Objectif visé: Extrayez du passage cité, sans aucune modification, le texte compris entre « Jean-Pierre BOBILLOT POésie » et « plutôt que sonore). », ces deux bornes incluses.

Passage cité:
+ + + + +

Jean-Pierre BOBILLOT POésie C’EST… (cReVeZ le matelas de mots !), Atelier de l’agneau, coll. « architextes », hiver 2022-2023, 96 pages, 18 €, ISBN : 978-2-37428-061-5.
J’ai conscience, au moment d’entamer ce texte, de l’absurdité de ma démarche : essayer de donner envie de lire ce texte par le commentaire à mon lecteur, alors qu’il suffirait d’en reproduire intégralement une bonne douzaine de pages pour en montrer le déluge d’inventions (pour donner une idée : comme Godard dans Week-end, où il y avait une idée de cinéma par plan).
Commençons donc par, justement, donner à nos lecteurs une reproduction de la page 37 de cette nouvelle édition, augmentée, de CReVeZ le matelas de mots ! de Jean-Pierre Bobillot, poète bruyant tel qu’il se définit lui-même (et plutôt que sonore).
Où l’on voir alors que non seulement la poésie bruyante de Bobillot est « de l’âme pour l’âme » (réminiscence rimbaldienne), mais aussi et surtout de la pensée pour l’œil (du lecteur) et l’oreille (s’il entendait l’auteur performer le grand poème central de ce volume (qui lui donne son sous-titre), ainsi qu’il m’a été possible d’en faire l’expérience lors d’une soirée autour de la revue L’Intranquille dans les locaux d’Ent’revues, autrefois). Chaque « poème » (mot qui ne convient guère ; mais je n’en trouve pas d’autre) qui constitue ce recueil est une réflexion en soi sur la forme de la poésie / du poème : la POésie C’EST ?…
Pour Bobilllot, comme pour feu Godard du cinéma, la poésie ça ne va pas de soi ; chaque « poème » est une nouvelle expérience : poésie expérimentale strictement, c’est-à-dire « qui constitue une expérience », selon le dictionnaire. L’expérimentation la plus impressionnante du volume est justement le poème qui lui donne son sous-titre, construit en acrostiches qui reconstruisent son titre et aussi bien en français qu’en anglais. Voyons cela :
C revez le matelas de mots
R êvez le matelas de mots
E ve et le matelas de mots.
V idez le matelas de mots —
E t les mots du matelas, qu’en ferons-nous ?
Z igzag les mots du matelas !
Etc. etc. (Le lecteur doit me croire sur parole, cela marche aussi en traduction anglaise !)

+ + + + +

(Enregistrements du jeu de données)
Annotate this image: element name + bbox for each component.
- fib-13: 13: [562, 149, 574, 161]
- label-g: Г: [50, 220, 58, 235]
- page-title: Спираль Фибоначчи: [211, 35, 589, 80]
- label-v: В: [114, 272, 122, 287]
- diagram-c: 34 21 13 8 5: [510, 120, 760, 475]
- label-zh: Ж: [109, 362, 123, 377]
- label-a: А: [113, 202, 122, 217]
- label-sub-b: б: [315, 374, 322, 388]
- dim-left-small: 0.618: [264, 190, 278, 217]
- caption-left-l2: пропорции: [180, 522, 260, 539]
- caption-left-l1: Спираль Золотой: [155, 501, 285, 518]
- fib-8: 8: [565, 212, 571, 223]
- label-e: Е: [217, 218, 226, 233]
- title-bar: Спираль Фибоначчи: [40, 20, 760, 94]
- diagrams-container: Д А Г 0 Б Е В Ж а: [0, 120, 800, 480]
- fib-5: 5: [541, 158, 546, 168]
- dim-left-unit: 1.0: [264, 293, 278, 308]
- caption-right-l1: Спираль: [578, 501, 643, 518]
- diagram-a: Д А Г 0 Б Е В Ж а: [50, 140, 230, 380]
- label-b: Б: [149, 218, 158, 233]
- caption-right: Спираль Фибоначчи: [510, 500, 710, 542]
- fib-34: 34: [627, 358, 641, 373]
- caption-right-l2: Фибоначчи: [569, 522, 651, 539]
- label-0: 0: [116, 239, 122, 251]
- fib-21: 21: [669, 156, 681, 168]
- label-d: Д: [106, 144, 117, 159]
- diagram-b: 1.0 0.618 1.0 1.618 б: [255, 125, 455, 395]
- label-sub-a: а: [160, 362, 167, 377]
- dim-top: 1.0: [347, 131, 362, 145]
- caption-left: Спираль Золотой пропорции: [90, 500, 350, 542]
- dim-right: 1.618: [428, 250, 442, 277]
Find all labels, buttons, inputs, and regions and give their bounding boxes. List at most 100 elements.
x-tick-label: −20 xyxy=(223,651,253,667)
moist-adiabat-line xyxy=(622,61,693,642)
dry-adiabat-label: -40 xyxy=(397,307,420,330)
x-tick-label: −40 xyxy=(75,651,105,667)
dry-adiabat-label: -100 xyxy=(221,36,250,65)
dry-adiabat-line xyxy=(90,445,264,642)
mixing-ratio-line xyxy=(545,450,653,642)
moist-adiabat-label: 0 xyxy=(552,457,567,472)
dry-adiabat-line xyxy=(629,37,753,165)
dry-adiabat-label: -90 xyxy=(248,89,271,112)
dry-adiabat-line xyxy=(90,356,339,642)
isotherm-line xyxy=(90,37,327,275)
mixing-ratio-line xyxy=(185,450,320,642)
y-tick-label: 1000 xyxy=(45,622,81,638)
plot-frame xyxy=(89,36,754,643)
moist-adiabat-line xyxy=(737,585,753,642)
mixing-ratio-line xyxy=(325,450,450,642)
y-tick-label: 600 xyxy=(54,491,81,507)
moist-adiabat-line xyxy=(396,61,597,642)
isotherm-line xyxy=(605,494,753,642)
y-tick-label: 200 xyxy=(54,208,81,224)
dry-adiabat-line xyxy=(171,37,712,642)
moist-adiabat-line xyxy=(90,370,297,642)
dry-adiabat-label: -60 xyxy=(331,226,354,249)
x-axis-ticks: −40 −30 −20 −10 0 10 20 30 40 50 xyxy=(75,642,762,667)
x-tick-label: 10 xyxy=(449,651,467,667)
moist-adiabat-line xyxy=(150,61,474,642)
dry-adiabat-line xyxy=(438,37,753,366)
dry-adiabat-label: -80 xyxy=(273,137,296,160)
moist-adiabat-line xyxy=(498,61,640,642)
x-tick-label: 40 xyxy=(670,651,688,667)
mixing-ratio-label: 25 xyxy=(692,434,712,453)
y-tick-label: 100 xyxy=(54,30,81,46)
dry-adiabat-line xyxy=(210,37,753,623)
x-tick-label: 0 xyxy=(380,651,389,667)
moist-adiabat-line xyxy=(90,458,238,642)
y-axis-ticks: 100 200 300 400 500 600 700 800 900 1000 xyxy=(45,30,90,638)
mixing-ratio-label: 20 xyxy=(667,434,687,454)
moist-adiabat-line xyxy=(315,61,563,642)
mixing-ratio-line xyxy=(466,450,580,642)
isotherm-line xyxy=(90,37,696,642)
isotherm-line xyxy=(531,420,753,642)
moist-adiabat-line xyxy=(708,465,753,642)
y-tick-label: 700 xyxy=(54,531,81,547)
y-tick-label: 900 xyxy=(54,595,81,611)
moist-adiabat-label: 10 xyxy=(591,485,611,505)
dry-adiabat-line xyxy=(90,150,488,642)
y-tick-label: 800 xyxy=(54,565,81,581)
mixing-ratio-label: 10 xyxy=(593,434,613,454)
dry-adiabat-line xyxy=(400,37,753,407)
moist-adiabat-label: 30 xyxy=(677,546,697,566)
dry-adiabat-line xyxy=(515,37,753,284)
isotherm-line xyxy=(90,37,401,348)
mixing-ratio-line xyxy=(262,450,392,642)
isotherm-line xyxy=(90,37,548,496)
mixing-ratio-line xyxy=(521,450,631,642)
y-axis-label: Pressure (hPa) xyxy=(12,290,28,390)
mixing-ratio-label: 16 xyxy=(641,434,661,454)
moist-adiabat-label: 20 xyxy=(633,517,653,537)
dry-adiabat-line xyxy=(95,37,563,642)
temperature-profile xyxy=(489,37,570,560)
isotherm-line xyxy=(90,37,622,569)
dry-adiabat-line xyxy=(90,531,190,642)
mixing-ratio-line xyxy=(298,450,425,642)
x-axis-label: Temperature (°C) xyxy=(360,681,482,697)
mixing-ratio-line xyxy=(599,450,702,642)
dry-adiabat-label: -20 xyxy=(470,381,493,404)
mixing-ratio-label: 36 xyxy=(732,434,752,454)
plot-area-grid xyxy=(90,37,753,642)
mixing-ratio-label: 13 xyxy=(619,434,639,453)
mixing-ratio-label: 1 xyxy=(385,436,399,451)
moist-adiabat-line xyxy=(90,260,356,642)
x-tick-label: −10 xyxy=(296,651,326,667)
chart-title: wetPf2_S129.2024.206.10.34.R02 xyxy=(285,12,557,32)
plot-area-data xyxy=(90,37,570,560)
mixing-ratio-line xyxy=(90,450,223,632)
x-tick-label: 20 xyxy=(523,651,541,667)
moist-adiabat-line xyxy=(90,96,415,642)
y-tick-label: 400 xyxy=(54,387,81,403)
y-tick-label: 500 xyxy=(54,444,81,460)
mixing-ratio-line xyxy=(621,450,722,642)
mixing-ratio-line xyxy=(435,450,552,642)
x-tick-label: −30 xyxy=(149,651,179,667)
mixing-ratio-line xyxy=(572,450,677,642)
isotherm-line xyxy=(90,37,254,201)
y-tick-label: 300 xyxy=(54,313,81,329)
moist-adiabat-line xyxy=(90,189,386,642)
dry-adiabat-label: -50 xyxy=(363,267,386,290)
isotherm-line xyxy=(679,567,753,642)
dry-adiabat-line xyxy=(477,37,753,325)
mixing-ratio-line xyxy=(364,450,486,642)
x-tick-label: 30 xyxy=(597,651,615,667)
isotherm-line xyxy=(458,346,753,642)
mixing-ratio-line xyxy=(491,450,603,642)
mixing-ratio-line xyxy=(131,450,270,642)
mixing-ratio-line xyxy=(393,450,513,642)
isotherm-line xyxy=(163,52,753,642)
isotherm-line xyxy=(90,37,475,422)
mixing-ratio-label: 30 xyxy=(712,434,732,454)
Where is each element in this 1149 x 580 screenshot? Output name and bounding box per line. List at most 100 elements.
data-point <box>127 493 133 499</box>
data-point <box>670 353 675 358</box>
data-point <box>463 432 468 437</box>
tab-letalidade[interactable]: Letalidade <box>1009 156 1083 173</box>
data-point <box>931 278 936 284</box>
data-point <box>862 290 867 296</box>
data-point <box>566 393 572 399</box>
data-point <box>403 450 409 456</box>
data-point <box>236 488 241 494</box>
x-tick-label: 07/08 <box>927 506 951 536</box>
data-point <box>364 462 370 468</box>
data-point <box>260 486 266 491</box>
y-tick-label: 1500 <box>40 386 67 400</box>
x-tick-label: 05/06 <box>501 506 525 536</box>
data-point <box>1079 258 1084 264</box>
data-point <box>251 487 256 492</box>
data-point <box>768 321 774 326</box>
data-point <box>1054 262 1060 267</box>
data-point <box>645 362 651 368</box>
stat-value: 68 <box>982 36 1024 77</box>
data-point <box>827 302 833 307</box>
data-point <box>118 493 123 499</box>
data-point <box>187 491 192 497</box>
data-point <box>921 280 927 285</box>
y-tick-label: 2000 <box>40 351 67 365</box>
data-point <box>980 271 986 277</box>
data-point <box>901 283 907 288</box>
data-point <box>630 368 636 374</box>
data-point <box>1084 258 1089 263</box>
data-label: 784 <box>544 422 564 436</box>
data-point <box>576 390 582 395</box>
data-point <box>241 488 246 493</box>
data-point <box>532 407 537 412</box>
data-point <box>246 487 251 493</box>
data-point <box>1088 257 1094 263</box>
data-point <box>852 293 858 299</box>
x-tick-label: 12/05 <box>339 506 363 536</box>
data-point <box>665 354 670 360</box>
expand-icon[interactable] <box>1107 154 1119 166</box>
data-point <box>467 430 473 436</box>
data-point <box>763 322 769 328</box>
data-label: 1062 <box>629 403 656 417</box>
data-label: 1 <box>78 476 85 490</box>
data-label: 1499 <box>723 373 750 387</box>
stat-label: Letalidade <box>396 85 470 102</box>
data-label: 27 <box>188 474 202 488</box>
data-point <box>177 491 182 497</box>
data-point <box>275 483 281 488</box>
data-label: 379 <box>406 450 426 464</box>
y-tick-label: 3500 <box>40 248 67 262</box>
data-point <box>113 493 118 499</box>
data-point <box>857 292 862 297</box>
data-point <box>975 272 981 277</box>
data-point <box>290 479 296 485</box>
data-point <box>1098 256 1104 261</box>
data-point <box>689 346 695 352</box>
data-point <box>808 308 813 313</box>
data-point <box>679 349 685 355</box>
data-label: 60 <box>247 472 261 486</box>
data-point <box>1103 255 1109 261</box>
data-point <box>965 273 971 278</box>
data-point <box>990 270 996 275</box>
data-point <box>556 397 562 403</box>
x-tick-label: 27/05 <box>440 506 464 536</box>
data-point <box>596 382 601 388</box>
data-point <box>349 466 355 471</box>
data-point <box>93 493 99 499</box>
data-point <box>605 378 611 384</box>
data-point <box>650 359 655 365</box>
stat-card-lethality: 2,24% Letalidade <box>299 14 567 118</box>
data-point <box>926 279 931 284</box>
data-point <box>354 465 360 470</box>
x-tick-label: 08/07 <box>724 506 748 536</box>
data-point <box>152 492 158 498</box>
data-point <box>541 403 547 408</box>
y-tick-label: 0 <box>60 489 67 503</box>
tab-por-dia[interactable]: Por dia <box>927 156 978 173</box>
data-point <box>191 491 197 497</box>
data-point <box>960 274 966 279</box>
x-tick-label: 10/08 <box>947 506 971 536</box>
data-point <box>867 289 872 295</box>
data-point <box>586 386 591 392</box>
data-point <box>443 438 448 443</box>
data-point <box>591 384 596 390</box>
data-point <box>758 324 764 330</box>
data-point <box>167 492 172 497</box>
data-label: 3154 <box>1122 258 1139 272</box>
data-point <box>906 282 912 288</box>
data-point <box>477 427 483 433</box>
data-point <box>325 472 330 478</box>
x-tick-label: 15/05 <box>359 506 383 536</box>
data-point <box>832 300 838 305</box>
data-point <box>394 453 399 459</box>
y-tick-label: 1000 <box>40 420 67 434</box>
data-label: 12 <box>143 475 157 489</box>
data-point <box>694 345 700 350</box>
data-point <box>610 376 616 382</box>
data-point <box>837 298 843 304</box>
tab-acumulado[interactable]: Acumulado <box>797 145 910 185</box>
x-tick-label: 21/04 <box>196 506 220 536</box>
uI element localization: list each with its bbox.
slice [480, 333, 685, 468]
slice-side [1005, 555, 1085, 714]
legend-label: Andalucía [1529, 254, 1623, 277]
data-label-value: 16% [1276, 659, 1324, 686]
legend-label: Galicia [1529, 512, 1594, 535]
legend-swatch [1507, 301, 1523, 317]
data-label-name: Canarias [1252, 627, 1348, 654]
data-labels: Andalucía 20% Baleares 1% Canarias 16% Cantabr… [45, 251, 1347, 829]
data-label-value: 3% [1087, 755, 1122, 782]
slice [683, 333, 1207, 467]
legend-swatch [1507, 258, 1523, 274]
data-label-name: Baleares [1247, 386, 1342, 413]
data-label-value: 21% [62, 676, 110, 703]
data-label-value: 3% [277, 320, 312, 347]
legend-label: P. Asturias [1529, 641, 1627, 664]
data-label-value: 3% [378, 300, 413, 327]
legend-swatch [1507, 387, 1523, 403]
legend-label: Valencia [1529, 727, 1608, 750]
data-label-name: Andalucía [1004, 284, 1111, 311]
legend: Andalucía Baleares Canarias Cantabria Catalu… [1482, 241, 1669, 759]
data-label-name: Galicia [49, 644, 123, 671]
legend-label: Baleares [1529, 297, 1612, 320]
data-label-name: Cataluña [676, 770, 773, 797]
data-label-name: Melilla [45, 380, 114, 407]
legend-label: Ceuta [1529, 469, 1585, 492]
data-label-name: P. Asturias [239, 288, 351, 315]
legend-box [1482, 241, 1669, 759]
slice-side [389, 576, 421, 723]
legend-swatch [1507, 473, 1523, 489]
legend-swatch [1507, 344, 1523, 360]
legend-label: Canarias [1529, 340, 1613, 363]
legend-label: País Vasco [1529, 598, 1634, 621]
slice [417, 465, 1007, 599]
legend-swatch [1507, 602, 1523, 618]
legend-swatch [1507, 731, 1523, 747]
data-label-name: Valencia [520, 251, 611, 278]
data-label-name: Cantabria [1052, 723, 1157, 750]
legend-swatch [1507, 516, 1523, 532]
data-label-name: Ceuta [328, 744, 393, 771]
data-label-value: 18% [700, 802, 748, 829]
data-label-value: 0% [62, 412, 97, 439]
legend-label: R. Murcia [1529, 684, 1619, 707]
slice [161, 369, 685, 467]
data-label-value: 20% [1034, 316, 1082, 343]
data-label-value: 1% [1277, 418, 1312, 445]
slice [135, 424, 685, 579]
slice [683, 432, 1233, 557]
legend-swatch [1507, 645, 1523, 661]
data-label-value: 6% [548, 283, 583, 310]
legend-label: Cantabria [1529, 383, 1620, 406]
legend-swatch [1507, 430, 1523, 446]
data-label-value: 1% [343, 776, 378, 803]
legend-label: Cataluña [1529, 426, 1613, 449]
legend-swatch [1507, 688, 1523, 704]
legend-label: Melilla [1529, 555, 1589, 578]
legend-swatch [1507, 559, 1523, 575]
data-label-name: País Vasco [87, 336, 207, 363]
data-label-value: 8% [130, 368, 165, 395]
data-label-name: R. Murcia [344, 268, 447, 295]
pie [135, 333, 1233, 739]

+ + + + +

Réponse attendue:
Jean-Pierre BOBILLOT POésie C’EST… (cReVeZ le matelas de mots !), Atelier de l’agneau, coll. « architextes », hiver 2022-2023, 96 pages, 18 €, ISBN : 978-2-37428-061-5.
J’ai conscience, au moment d’entamer ce texte, de l’absurdité de ma démarche : essayer de donner envie de lire ce texte par le commentaire à mon lecteur, alors qu’il suffirait d’en reproduire intégralement une bonne douzaine de pages pour en montrer le déluge d’inventions (pour donner une idée : comme Godard dans Week-end, où il y avait une idée de cinéma par plan).
Commençons donc par, justement, donner à nos lecteurs une reproduction de la page 37 de cette nouvelle édition, augmentée, de CReVeZ le matelas de mots ! de Jean-Pierre Bobillot, poète bruyant tel qu’il se définit lui-même (et plutôt que sonore).